··· TEXT SHOWN ···

TRACE: a useful debugging tool

Intro

When debugging fragment generators, as when debugging any piece of software, it's useful to print out statements, variable values, etc., to determine what the system is doing. One potential problem with this is that littering code with lots of lengthy print statements can affect the code execution time; this is of special concern in a system which depends as heavily on execution time as a DAQ. Another problem is that it can be a hassle to recompile the code whenever you want to add or remove a print statement. A package called "TRACE" has been developed at Fermilab which is designed to address these two concerns.

Enabling TRACEs already in the code

The TRACE package gets set up whenever you source a dune-artdaq source file, /path/to/your/dune-artdaq/installation/setupDUNEARTDAQ_forRunning. You'll notice that in many such source files, there are some Bash statements at the bottom of the source file which configure TRACE:

       export TRACE_FILE=/tmp/trace_example_buffer
       export TRACE_LIMIT_MS="5,1000,2000"

       toffM 15 -n CommandableFragmentGenerator
       tonM 15 -n CommandableFragmentGenerator 

Basically, TRACE is capable of sending print statements to a buffer on a disk defined by the environment variable TRACE_FILE at a much greater speed than a program can send print statements using printf, cout, etc., to stdout. Normally you'd want to take advantage of this speed and send TRACE messages to buffer; however, you also have the option of sending TRACEs to stdout, and they need not be the same TRACEs sent to buffer. There are other environment variables which can further control TRACE's behavior; the TRACE_LIMIT_MS variable, above, is essentially saying "Don't print to stdout more than 5 identical messages to stdout in a 1000 millisecond (1 second) time window, and if you hit this limit, pause for 2000 milliseconds (2 seconds) before allowing further prints". Note however that TRACE_LIMIT_MS doesn't apply to the statements being saved to the buffer, due to the buffer's speed.

··· SUPPLIED INFORMATION ···

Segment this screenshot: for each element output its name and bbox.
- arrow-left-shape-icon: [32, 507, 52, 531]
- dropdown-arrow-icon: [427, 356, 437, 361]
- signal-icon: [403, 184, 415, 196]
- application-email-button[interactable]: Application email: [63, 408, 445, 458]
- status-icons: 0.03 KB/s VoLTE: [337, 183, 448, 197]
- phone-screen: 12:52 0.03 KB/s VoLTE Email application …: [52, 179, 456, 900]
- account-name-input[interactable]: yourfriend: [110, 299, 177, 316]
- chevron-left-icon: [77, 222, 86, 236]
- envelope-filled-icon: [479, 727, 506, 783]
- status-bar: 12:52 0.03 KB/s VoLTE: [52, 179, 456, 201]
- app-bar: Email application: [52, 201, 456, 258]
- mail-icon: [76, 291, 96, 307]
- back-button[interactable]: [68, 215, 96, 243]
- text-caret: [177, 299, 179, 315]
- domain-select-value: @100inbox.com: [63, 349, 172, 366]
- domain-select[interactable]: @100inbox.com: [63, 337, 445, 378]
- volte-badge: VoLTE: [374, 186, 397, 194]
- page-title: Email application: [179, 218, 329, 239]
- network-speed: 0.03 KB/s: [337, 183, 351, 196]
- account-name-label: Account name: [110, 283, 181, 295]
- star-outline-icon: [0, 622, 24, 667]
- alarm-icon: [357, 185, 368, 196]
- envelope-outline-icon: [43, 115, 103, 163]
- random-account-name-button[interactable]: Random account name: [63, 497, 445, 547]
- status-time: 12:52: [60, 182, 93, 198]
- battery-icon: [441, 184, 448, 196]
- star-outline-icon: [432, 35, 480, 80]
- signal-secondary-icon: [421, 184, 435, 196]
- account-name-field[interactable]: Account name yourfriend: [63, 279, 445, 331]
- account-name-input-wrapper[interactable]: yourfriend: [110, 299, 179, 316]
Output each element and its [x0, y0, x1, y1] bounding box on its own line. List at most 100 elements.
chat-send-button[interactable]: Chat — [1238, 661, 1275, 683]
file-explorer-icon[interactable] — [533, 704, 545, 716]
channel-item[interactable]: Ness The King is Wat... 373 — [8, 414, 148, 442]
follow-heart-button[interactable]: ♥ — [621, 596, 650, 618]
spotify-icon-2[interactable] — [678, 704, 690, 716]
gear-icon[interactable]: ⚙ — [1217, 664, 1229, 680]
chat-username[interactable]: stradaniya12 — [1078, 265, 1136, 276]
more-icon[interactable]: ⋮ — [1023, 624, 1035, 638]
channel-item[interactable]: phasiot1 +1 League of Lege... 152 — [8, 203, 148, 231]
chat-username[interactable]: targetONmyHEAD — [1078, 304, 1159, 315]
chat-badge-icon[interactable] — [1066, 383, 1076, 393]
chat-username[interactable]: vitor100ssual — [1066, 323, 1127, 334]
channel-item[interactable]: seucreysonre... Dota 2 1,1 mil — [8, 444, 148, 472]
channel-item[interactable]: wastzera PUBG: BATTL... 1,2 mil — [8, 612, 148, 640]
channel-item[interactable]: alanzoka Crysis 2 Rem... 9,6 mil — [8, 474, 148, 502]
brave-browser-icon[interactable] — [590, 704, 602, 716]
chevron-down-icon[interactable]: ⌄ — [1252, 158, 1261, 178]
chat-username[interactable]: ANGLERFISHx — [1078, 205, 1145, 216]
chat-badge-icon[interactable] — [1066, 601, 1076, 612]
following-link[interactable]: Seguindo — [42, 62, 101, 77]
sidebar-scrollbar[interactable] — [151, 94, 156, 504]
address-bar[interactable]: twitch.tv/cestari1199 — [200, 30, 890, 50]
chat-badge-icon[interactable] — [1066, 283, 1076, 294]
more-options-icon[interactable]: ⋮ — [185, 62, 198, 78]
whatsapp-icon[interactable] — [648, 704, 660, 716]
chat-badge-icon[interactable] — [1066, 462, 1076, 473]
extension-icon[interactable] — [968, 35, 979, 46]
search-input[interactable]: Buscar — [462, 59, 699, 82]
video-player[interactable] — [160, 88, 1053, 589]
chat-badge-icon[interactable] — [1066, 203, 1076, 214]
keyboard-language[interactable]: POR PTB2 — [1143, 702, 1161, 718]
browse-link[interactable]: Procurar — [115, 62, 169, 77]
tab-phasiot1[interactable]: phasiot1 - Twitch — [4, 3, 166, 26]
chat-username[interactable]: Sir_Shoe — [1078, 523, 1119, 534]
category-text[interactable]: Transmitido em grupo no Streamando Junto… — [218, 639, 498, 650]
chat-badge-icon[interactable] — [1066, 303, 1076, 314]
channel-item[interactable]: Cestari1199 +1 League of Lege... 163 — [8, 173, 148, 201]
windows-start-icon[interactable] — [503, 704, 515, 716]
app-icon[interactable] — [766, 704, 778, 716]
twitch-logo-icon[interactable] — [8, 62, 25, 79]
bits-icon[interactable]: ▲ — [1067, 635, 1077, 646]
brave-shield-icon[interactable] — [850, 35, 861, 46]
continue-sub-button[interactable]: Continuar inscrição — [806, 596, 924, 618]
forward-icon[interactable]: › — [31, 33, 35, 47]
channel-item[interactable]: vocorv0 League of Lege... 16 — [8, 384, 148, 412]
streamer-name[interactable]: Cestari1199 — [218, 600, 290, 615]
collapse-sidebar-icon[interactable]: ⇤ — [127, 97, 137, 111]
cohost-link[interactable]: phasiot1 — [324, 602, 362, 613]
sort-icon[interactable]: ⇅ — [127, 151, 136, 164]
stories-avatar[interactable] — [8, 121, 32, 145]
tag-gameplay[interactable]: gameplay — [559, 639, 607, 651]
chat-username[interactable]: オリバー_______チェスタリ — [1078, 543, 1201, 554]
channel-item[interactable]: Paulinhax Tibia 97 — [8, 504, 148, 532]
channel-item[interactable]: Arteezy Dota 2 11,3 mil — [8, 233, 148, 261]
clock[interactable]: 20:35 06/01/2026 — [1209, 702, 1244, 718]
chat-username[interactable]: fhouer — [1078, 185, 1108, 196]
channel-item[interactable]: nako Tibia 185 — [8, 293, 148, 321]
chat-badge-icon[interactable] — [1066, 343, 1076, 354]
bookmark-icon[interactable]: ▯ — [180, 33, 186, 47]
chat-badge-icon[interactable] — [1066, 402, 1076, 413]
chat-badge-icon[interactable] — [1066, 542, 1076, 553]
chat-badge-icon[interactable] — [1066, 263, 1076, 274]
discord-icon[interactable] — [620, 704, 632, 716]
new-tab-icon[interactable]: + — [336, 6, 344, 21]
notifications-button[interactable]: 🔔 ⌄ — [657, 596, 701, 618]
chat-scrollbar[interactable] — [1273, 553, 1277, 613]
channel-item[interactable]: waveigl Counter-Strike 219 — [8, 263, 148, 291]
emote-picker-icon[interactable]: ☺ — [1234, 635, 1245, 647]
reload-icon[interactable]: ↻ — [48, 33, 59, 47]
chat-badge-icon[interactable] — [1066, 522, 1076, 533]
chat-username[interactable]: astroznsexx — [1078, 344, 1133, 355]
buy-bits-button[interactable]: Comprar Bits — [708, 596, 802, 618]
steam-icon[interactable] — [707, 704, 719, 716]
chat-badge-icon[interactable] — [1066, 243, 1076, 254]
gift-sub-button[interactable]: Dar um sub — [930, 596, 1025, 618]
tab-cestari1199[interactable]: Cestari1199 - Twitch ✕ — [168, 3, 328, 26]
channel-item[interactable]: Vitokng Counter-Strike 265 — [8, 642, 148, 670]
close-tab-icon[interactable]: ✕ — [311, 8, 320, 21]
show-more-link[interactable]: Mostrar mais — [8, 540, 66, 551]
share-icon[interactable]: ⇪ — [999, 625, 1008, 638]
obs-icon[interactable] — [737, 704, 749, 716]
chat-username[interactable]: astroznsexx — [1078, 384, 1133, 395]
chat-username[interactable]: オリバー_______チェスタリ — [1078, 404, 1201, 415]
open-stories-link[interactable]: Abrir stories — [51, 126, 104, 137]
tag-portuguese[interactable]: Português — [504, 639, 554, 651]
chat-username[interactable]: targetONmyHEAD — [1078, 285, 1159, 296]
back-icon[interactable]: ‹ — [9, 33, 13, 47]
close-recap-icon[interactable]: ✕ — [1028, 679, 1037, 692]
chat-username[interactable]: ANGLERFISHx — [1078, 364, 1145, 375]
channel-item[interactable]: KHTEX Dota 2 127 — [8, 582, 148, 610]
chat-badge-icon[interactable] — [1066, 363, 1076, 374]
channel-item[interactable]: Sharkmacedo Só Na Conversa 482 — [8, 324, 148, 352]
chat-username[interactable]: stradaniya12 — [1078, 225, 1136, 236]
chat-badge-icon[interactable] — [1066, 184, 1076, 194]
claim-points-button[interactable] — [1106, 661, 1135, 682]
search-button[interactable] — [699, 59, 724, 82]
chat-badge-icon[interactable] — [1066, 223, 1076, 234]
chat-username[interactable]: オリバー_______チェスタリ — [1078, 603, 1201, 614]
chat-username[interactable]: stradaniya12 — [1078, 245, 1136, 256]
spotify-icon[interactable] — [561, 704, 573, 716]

···
··· SUPPLIED INFORMATION ···

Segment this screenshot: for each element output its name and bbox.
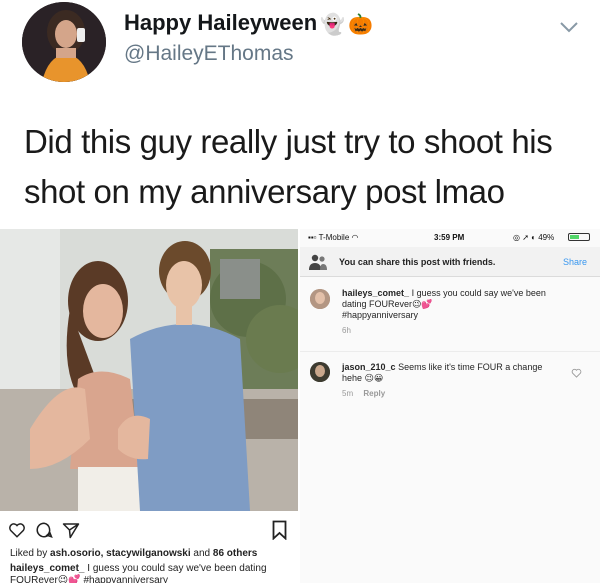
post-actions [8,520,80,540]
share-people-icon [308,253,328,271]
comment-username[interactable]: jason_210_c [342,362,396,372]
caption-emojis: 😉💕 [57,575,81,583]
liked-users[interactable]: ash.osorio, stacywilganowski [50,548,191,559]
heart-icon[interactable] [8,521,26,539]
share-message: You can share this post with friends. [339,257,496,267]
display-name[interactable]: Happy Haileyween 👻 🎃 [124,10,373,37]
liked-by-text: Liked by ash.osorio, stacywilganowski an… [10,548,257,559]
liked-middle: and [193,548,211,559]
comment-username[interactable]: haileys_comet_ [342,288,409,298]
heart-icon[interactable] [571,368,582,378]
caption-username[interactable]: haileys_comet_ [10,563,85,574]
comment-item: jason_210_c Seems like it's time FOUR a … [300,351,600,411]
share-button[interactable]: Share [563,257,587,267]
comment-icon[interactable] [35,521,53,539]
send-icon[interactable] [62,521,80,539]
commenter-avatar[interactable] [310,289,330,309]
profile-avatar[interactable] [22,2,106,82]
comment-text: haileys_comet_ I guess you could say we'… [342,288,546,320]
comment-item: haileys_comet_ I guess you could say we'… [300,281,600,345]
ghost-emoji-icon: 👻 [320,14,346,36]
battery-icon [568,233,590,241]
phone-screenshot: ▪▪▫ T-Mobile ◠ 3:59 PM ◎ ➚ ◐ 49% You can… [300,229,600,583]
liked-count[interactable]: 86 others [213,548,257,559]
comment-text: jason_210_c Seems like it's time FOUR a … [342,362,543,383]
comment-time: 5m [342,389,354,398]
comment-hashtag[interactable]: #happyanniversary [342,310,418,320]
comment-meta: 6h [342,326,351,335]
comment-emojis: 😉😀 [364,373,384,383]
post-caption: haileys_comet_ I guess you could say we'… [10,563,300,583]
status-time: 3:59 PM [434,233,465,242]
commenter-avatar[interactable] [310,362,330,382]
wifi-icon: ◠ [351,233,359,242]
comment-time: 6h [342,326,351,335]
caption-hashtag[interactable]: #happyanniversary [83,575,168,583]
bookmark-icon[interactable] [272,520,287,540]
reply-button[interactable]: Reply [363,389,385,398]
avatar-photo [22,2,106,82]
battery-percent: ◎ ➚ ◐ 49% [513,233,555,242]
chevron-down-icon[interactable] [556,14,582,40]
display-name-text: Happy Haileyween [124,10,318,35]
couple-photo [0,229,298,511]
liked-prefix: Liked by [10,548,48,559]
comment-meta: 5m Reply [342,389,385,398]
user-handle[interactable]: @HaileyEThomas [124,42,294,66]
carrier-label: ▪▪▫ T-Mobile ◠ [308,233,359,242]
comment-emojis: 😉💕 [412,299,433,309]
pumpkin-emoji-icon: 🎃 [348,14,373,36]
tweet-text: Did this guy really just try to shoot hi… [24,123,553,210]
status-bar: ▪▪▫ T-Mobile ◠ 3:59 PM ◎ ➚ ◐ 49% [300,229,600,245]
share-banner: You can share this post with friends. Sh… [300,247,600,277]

···

## TASK REQUIREMENTS
A - From the TRACE text, list every Bash statement in the configuration block that the text says appears at the bottom of the source file.
B - Print the part of the TRACE text between "Basically, TRACE is" and "the buffer's speed.", inclusive.

## THE REPLIES
A -
export TRACE_FILE=/tmp/trace_example_buffer
export TRACE_LIMIT_MS="5,1000,2000"
toffM 15 -n CommandableFragmentGenerator
tonM 15 -n CommandableFragmentGenerator

B -
Basically, TRACE is capable of sending print statements to a buffer on a disk defined by the environment variable TRACE_FILE at a much greater speed than a program can send print statements using printf, cout, etc., to stdout. Normally you'd want to take advantage of this speed and send TRACE messages to buffer; however, you also have the option of sending TRACEs to stdout, and they need not be the same TRACEs sent to buffer. There are other environment variables which can further control TRACE's behavior; the TRACE_LIMIT_MS variable, above, is essentially saying "Don't print to stdout more than 5 identical messages to stdout in a 1000 millisecond (1 second) time window, and if you hit this limit, pause for 2000 milliseconds (2 seconds) before allowing further prints". Note however that TRACE_LIMIT_MS doesn't apply to the statements being saved to the buffer, due to the buffer's speed.